• DATA LINES

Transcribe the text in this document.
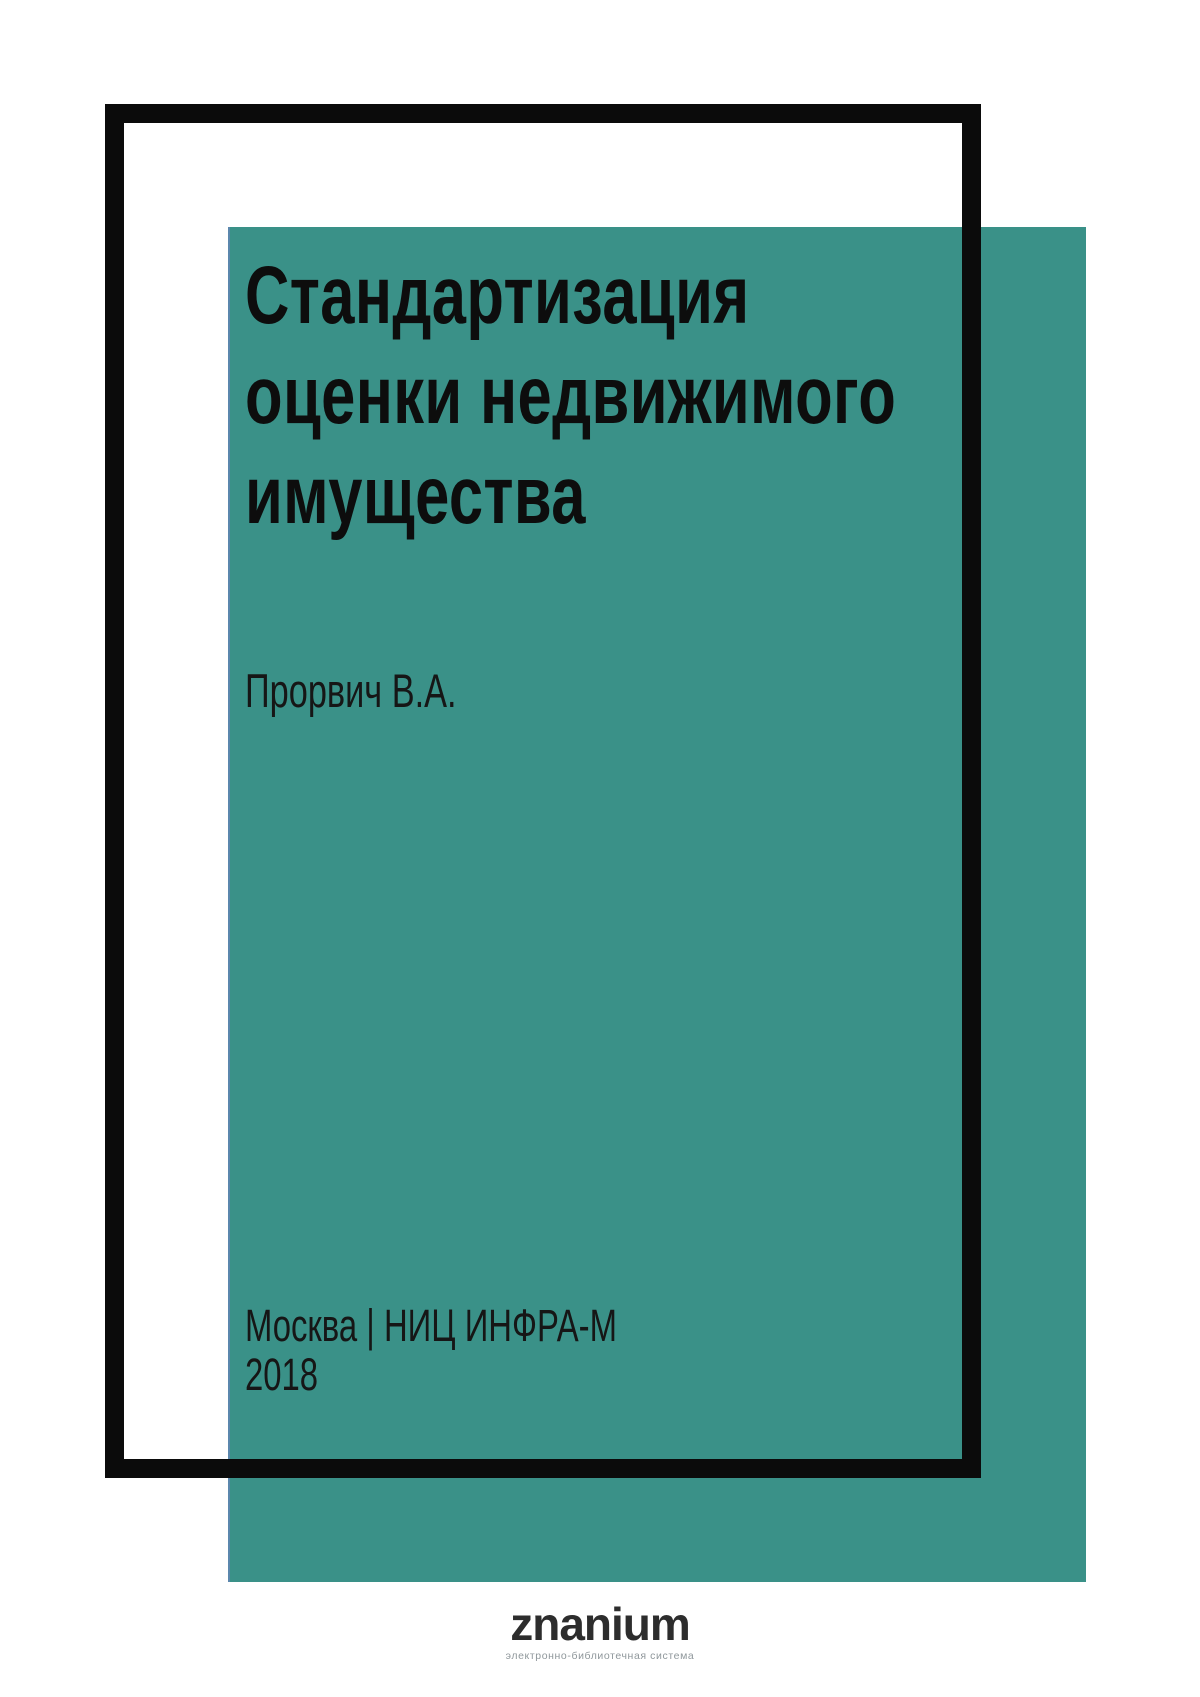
Стандартизация
оценки недвижимого
имущества
Прорвич В.А.
Москва | НИЦ ИНФРА-М
2018
znanium
электронно-библиотечная система
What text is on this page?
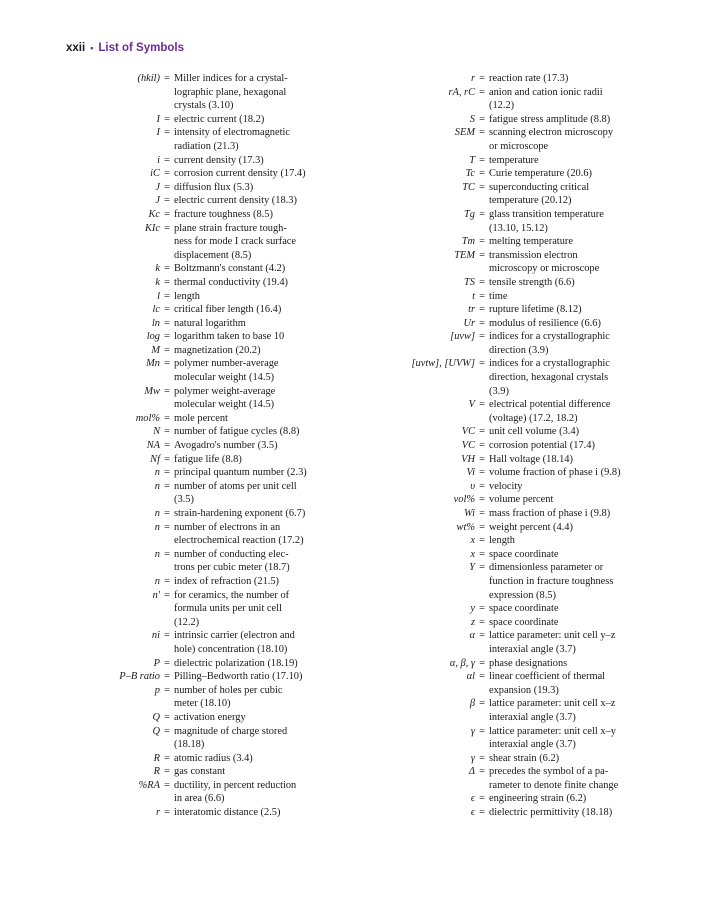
xxii • List of Symbols
(hkil) = Miller indices for a crystal-
lographic plane, hexagonal
crystals (3.10)
I = electric current (18.2)
I = intensity of electromagnetic
radiation (21.3)
i = current density (17.3)
iC = corrosion current density (17.4)
J = diffusion flux (5.3)
J = electric current density (18.3)
Kc = fracture toughness (8.5)
KIc = plane strain fracture tough-
ness for mode I crack surface
displacement (8.5)
k = Boltzmann's constant (4.2)
k = thermal conductivity (19.4)
l = length
lc = critical fiber length (16.4)
ln = natural logarithm
log = logarithm taken to base 10
M = magnetization (20.2)
Mn = polymer number-average
molecular weight (14.5)
Mw = polymer weight-average
molecular weight (14.5)
mol% = mole percent
N = number of fatigue cycles (8.8)
NA = Avogadro's number (3.5)
Nf = fatigue life (8.8)
n = principal quantum number (2.3)
n = number of atoms per unit cell
(3.5)
n = strain-hardening exponent (6.7)
n = number of electrons in an
electrochemical reaction (17.2)
n = number of conducting elec-
trons per cubic meter (18.7)
n = index of refraction (21.5)
n' = for ceramics, the number of
formula units per unit cell
(12.2)
ni = intrinsic carrier (electron and
hole) concentration (18.10)
P = dielectric polarization (18.19)
P–B ratio = Pilling–Bedworth ratio (17.10)
p = number of holes per cubic
meter (18.10)
Q = activation energy
Q = magnitude of charge stored
(18.18)
R = atomic radius (3.4)
R = gas constant
%RA = ductility, in percent reduction
in area (6.6)
r = interatomic distance (2.5)
r = reaction rate (17.3)
rA, rC = anion and cation ionic radii
(12.2)
S = fatigue stress amplitude (8.8)
SEM = scanning electron microscopy
or microscope
T = temperature
Tc = Curie temperature (20.6)
TC = superconducting critical
temperature (20.12)
Tg = glass transition temperature
(13.10, 15.12)
Tm = melting temperature
TEM = transmission electron
microscopy or microscope
TS = tensile strength (6.6)
t = time
tr = rupture lifetime (8.12)
Ur = modulus of resilience (6.6)
[uvw] = indices for a crystallographic
direction (3.9)
[uvtw], [UVW] = indices for a crystallographic
direction, hexagonal crystals
(3.9)
V = electrical potential difference
(voltage) (17.2, 18.2)
VC = unit cell volume (3.4)
VC = corrosion potential (17.4)
VH = Hall voltage (18.14)
Vi = volume fraction of phase i (9.8)
υ = velocity
vol% = volume percent
Wi = mass fraction of phase i (9.8)
wt% = weight percent (4.4)
x = length
x = space coordinate
Y = dimensionless parameter or
function in fracture toughness
expression (8.5)
y = space coordinate
z = space coordinate
α = lattice parameter: unit cell y–z
interaxial angle (3.7)
α, β, γ = phase designations
αl = linear coefficient of thermal
expansion (19.3)
β = lattice parameter: unit cell x–z
interaxial angle (3.7)
γ = lattice parameter: unit cell x–y
interaxial angle (3.7)
γ = shear strain (6.2)
Δ = precedes the symbol of a pa-
rameter to denote finite change
ϵ = engineering strain (6.2)
ϵ = dielectric permittivity (18.18)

• STATED PROBLEM
Transcribe all of the entries word for word, but skip any pictures they contain.

• FULL RESPONSE
Transcribe the text in this document.
Стандартизация
оценки недвижимого
имущества
Прорвич В.А.
Москва | НИЦ ИНФРА-М
2018
znanium
электронно-библиотечная система
What text is on this page?
xxii • List of Symbols
(hkil) = Miller indices for a crystal-
lographic plane, hexagonal
crystals (3.10)
I = electric current (18.2)
I = intensity of electromagnetic
radiation (21.3)
i = current density (17.3)
iC = corrosion current density (17.4)
J = diffusion flux (5.3)
J = electric current density (18.3)
Kc = fracture toughness (8.5)
KIc = plane strain fracture tough-
ness for mode I crack surface
displacement (8.5)
k = Boltzmann's constant (4.2)
k = thermal conductivity (19.4)
l = length
lc = critical fiber length (16.4)
ln = natural logarithm
log = logarithm taken to base 10
M = magnetization (20.2)
Mn = polymer number-average
molecular weight (14.5)
Mw = polymer weight-average
molecular weight (14.5)
mol% = mole percent
N = number of fatigue cycles (8.8)
NA = Avogadro's number (3.5)
Nf = fatigue life (8.8)
n = principal quantum number (2.3)
n = number of atoms per unit cell
(3.5)
n = strain-hardening exponent (6.7)
n = number of electrons in an
electrochemical reaction (17.2)
n = number of conducting elec-
trons per cubic meter (18.7)
n = index of refraction (21.5)
n' = for ceramics, the number of
formula units per unit cell
(12.2)
ni = intrinsic carrier (electron and
hole) concentration (18.10)
P = dielectric polarization (18.19)
P–B ratio = Pilling–Bedworth ratio (17.10)
p = number of holes per cubic
meter (18.10)
Q = activation energy
Q = magnitude of charge stored
(18.18)
R = atomic radius (3.4)
R = gas constant
%RA = ductility, in percent reduction
in area (6.6)
r = interatomic distance (2.5)
r = reaction rate (17.3)
rA, rC = anion and cation ionic radii
(12.2)
S = fatigue stress amplitude (8.8)
SEM = scanning electron microscopy
or microscope
T = temperature
Tc = Curie temperature (20.6)
TC = superconducting critical
temperature (20.12)
Tg = glass transition temperature
(13.10, 15.12)
Tm = melting temperature
TEM = transmission electron
microscopy or microscope
TS = tensile strength (6.6)
t = time
tr = rupture lifetime (8.12)
Ur = modulus of resilience (6.6)
[uvw] = indices for a crystallographic
direction (3.9)
[uvtw], [UVW] = indices for a crystallographic
direction, hexagonal crystals
(3.9)
V = electrical potential difference
(voltage) (17.2, 18.2)
VC = unit cell volume (3.4)
VC = corrosion potential (17.4)
VH = Hall voltage (18.14)
Vi = volume fraction of phase i (9.8)
υ = velocity
vol% = volume percent
Wi = mass fraction of phase i (9.8)
wt% = weight percent (4.4)
x = length
x = space coordinate
Y = dimensionless parameter or
function in fracture toughness
expression (8.5)
y = space coordinate
z = space coordinate
α = lattice parameter: unit cell y–z
interaxial angle (3.7)
α, β, γ = phase designations
αl = linear coefficient of thermal
expansion (19.3)
β = lattice parameter: unit cell x–z
interaxial angle (3.7)
γ = lattice parameter: unit cell x–y
interaxial angle (3.7)
γ = shear strain (6.2)
Δ = precedes the symbol of a pa-
rameter to denote finite change
ϵ = engineering strain (6.2)
ϵ = dielectric permittivity (18.18)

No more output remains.